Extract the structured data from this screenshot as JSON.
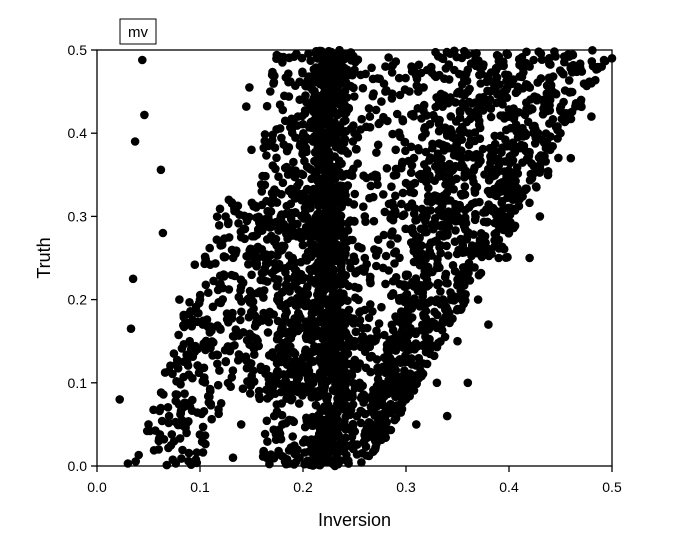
{
  "chart_data": {
    "type": "scatter",
    "title": "",
    "xlabel": "Inversion",
    "ylabel": "Truth",
    "xlim": [
      0.0,
      0.5
    ],
    "ylim": [
      0.0,
      0.5
    ],
    "xticks": [
      "0.0",
      "0.1",
      "0.2",
      "0.3",
      "0.4",
      "0.5"
    ],
    "yticks": [
      "0.0",
      "0.1",
      "0.2",
      "0.3",
      "0.4",
      "0.5"
    ],
    "grid": false,
    "legend": {
      "label": "mv",
      "placement": "top-left"
    },
    "marker_color": "#000000",
    "points": [
      [
        0.022,
        0.08
      ],
      [
        0.03,
        0.003
      ],
      [
        0.033,
        0.165
      ],
      [
        0.035,
        0.225
      ],
      [
        0.037,
        0.39
      ],
      [
        0.044,
        0.488
      ],
      [
        0.046,
        0.422
      ],
      [
        0.062,
        0.356
      ],
      [
        0.064,
        0.28
      ],
      [
        0.08,
        0.2
      ],
      [
        0.095,
        0.242
      ],
      [
        0.11,
        0.242
      ],
      [
        0.12,
        0.265
      ],
      [
        0.128,
        0.32
      ],
      [
        0.132,
        0.01
      ],
      [
        0.14,
        0.275
      ],
      [
        0.145,
        0.432
      ],
      [
        0.148,
        0.455
      ],
      [
        0.155,
        0.24
      ],
      [
        0.15,
        0.145
      ],
      [
        0.15,
        0.38
      ],
      [
        0.16,
        0.33
      ],
      [
        0.17,
        0.47
      ],
      [
        0.172,
        0.06
      ],
      [
        0.18,
        0.485
      ],
      [
        0.14,
        0.05
      ],
      [
        0.125,
        0.125
      ],
      [
        0.11,
        0.09
      ],
      [
        0.09,
        0.15
      ],
      [
        0.07,
        0.06
      ],
      [
        0.06,
        0.03
      ],
      [
        0.05,
        0.05
      ],
      [
        0.1,
        0.2
      ],
      [
        0.21,
        0.1
      ],
      [
        0.215,
        0.2
      ],
      [
        0.225,
        0.3
      ],
      [
        0.23,
        0.4
      ],
      [
        0.22,
        0.48
      ],
      [
        0.24,
        0.05
      ],
      [
        0.25,
        0.15
      ],
      [
        0.26,
        0.25
      ],
      [
        0.27,
        0.35
      ],
      [
        0.28,
        0.45
      ],
      [
        0.3,
        0.2
      ],
      [
        0.32,
        0.3
      ],
      [
        0.34,
        0.4
      ],
      [
        0.36,
        0.45
      ],
      [
        0.38,
        0.35
      ],
      [
        0.4,
        0.42
      ],
      [
        0.42,
        0.48
      ],
      [
        0.44,
        0.44
      ],
      [
        0.46,
        0.48
      ],
      [
        0.48,
        0.46
      ],
      [
        0.5,
        0.49
      ],
      [
        0.48,
        0.42
      ],
      [
        0.46,
        0.37
      ],
      [
        0.45,
        0.4
      ],
      [
        0.43,
        0.3
      ],
      [
        0.41,
        0.33
      ],
      [
        0.4,
        0.28
      ],
      [
        0.39,
        0.25
      ],
      [
        0.37,
        0.2
      ],
      [
        0.35,
        0.15
      ],
      [
        0.33,
        0.1
      ],
      [
        0.31,
        0.05
      ],
      [
        0.3,
        0.08
      ],
      [
        0.28,
        0.12
      ],
      [
        0.27,
        0.02
      ],
      [
        0.26,
        0.3
      ],
      [
        0.25,
        0.4
      ],
      [
        0.24,
        0.46
      ],
      [
        0.2,
        0.35
      ],
      [
        0.19,
        0.25
      ],
      [
        0.185,
        0.15
      ],
      [
        0.18,
        0.05
      ],
      [
        0.175,
        0.2
      ],
      [
        0.195,
        0.42
      ],
      [
        0.205,
        0.28
      ],
      [
        0.235,
        0.18
      ],
      [
        0.245,
        0.35
      ],
      [
        0.255,
        0.1
      ],
      [
        0.265,
        0.42
      ],
      [
        0.29,
        0.38
      ],
      [
        0.31,
        0.26
      ],
      [
        0.33,
        0.2
      ],
      [
        0.35,
        0.3
      ],
      [
        0.37,
        0.42
      ],
      [
        0.39,
        0.48
      ],
      [
        0.41,
        0.4
      ],
      [
        0.43,
        0.36
      ],
      [
        0.47,
        0.44
      ],
      [
        0.49,
        0.48
      ],
      [
        0.44,
        0.38
      ],
      [
        0.42,
        0.25
      ],
      [
        0.38,
        0.17
      ],
      [
        0.36,
        0.1
      ],
      [
        0.34,
        0.06
      ],
      [
        0.32,
        0.15
      ],
      [
        0.3,
        0.34
      ],
      [
        0.28,
        0.48
      ]
    ],
    "regions": [
      {
        "n": 800,
        "ymin": 0.0,
        "ymax": 0.5,
        "xcenter_at_ymin": 0.225,
        "xcenter_at_ymax": 0.228,
        "spread": 0.022
      },
      {
        "n": 900,
        "ymin": 0.0,
        "ymax": 0.5,
        "left_at_ymin": 0.16,
        "left_at_ymax": 0.2,
        "right_at_ymin": 0.26,
        "right_at_ymax": 0.5
      },
      {
        "n": 550,
        "ymin": 0.03,
        "ymax": 0.5,
        "left_at_ymin": 0.255,
        "left_at_ymax": 0.36,
        "right_at_ymin": 0.28,
        "right_at_ymax": 0.5
      },
      {
        "n": 300,
        "ymin": 0.0,
        "ymax": 0.32,
        "left_at_ymin": 0.035,
        "left_at_ymax": 0.12,
        "right_at_ymin": 0.1,
        "right_at_ymax": 0.2
      },
      {
        "n": 450,
        "ymin": 0.08,
        "ymax": 0.5,
        "left_at_ymin": 0.14,
        "left_at_ymax": 0.17,
        "right_at_ymin": 0.2,
        "right_at_ymax": 0.25
      },
      {
        "n": 250,
        "ymin": 0.25,
        "ymax": 0.5,
        "left_at_ymin": 0.28,
        "left_at_ymax": 0.3,
        "right_at_ymin": 0.4,
        "right_at_ymax": 0.5
      }
    ]
  }
}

____

**Stated goal:** Transcribe the whole listing exactly. Pictures are excluded.

**Expected output:**
Extract the structured data from this screenshot as JSON.
{
  "chart_data": {
    "type": "scatter",
    "title": "",
    "xlabel": "Inversion",
    "ylabel": "Truth",
    "xlim": [
      0.0,
      0.5
    ],
    "ylim": [
      0.0,
      0.5
    ],
    "xticks": [
      "0.0",
      "0.1",
      "0.2",
      "0.3",
      "0.4",
      "0.5"
    ],
    "yticks": [
      "0.0",
      "0.1",
      "0.2",
      "0.3",
      "0.4",
      "0.5"
    ],
    "grid": false,
    "legend": {
      "label": "mv",
      "placement": "top-left"
    },
    "marker_color": "#000000",
    "points": [
      [
        0.022,
        0.08
      ],
      [
        0.03,
        0.003
      ],
      [
        0.033,
        0.165
      ],
      [
        0.035,
        0.225
      ],
      [
        0.037,
        0.39
      ],
      [
        0.044,
        0.488
      ],
      [
        0.046,
        0.422
      ],
      [
        0.062,
        0.356
      ],
      [
        0.064,
        0.28
      ],
      [
        0.08,
        0.2
      ],
      [
        0.095,
        0.242
      ],
      [
        0.11,
        0.242
      ],
      [
        0.12,
        0.265
      ],
      [
        0.128,
        0.32
      ],
      [
        0.132,
        0.01
      ],
      [
        0.14,
        0.275
      ],
      [
        0.145,
        0.432
      ],
      [
        0.148,
        0.455
      ],
      [
        0.155,
        0.24
      ],
      [
        0.15,
        0.145
      ],
      [
        0.15,
        0.38
      ],
      [
        0.16,
        0.33
      ],
      [
        0.17,
        0.47
      ],
      [
        0.172,
        0.06
      ],
      [
        0.18,
        0.485
      ],
      [
        0.14,
        0.05
      ],
      [
        0.125,
        0.125
      ],
      [
        0.11,
        0.09
      ],
      [
        0.09,
        0.15
      ],
      [
        0.07,
        0.06
      ],
      [
        0.06,
        0.03
      ],
      [
        0.05,
        0.05
      ],
      [
        0.1,
        0.2
      ],
      [
        0.21,
        0.1
      ],
      [
        0.215,
        0.2
      ],
      [
        0.225,
        0.3
      ],
      [
        0.23,
        0.4
      ],
      [
        0.22,
        0.48
      ],
      [
        0.24,
        0.05
      ],
      [
        0.25,
        0.15
      ],
      [
        0.26,
        0.25
      ],
      [
        0.27,
        0.35
      ],
      [
        0.28,
        0.45
      ],
      [
        0.3,
        0.2
      ],
      [
        0.32,
        0.3
      ],
      [
        0.34,
        0.4
      ],
      [
        0.36,
        0.45
      ],
      [
        0.38,
        0.35
      ],
      [
        0.4,
        0.42
      ],
      [
        0.42,
        0.48
      ],
      [
        0.44,
        0.44
      ],
      [
        0.46,
        0.48
      ],
      [
        0.48,
        0.46
      ],
      [
        0.5,
        0.49
      ],
      [
        0.48,
        0.42
      ],
      [
        0.46,
        0.37
      ],
      [
        0.45,
        0.4
      ],
      [
        0.43,
        0.3
      ],
      [
        0.41,
        0.33
      ],
      [
        0.4,
        0.28
      ],
      [
        0.39,
        0.25
      ],
      [
        0.37,
        0.2
      ],
      [
        0.35,
        0.15
      ],
      [
        0.33,
        0.1
      ],
      [
        0.31,
        0.05
      ],
      [
        0.3,
        0.08
      ],
      [
        0.28,
        0.12
      ],
      [
        0.27,
        0.02
      ],
      [
        0.26,
        0.3
      ],
      [
        0.25,
        0.4
      ],
      [
        0.24,
        0.46
      ],
      [
        0.2,
        0.35
      ],
      [
        0.19,
        0.25
      ],
      [
        0.185,
        0.15
      ],
      [
        0.18,
        0.05
      ],
      [
        0.175,
        0.2
      ],
      [
        0.195,
        0.42
      ],
      [
        0.205,
        0.28
      ],
      [
        0.235,
        0.18
      ],
      [
        0.245,
        0.35
      ],
      [
        0.255,
        0.1
      ],
      [
        0.265,
        0.42
      ],
      [
        0.29,
        0.38
      ],
      [
        0.31,
        0.26
      ],
      [
        0.33,
        0.2
      ],
      [
        0.35,
        0.3
      ],
      [
        0.37,
        0.42
      ],
      [
        0.39,
        0.48
      ],
      [
        0.41,
        0.4
      ],
      [
        0.43,
        0.36
      ],
      [
        0.47,
        0.44
      ],
      [
        0.49,
        0.48
      ],
      [
        0.44,
        0.38
      ],
      [
        0.42,
        0.25
      ],
      [
        0.38,
        0.17
      ],
      [
        0.36,
        0.1
      ],
      [
        0.34,
        0.06
      ],
      [
        0.32,
        0.15
      ],
      [
        0.3,
        0.34
      ],
      [
        0.28,
        0.48
      ]
    ],
    "regions": [
      {
        "n": 800,
        "ymin": 0.0,
        "ymax": 0.5,
        "xcenter_at_ymin": 0.225,
        "xcenter_at_ymax": 0.228,
        "spread": 0.022
      },
      {
        "n": 900,
        "ymin": 0.0,
        "ymax": 0.5,
        "left_at_ymin": 0.16,
        "left_at_ymax": 0.2,
        "right_at_ymin": 0.26,
        "right_at_ymax": 0.5
      },
      {
        "n": 550,
        "ymin": 0.03,
        "ymax": 0.5,
        "left_at_ymin": 0.255,
        "left_at_ymax": 0.36,
        "right_at_ymin": 0.28,
        "right_at_ymax": 0.5
      },
      {
        "n": 300,
        "ymin": 0.0,
        "ymax": 0.32,
        "left_at_ymin": 0.035,
        "left_at_ymax": 0.12,
        "right_at_ymin": 0.1,
        "right_at_ymax": 0.2
      },
      {
        "n": 450,
        "ymin": 0.08,
        "ymax": 0.5,
        "left_at_ymin": 0.14,
        "left_at_ymax": 0.17,
        "right_at_ymin": 0.2,
        "right_at_ymax": 0.25
      },
      {
        "n": 250,
        "ymin": 0.25,
        "ymax": 0.5,
        "left_at_ymin": 0.28,
        "left_at_ymax": 0.3,
        "right_at_ymin": 0.4,
        "right_at_ymax": 0.5
      }
    ]
  }
}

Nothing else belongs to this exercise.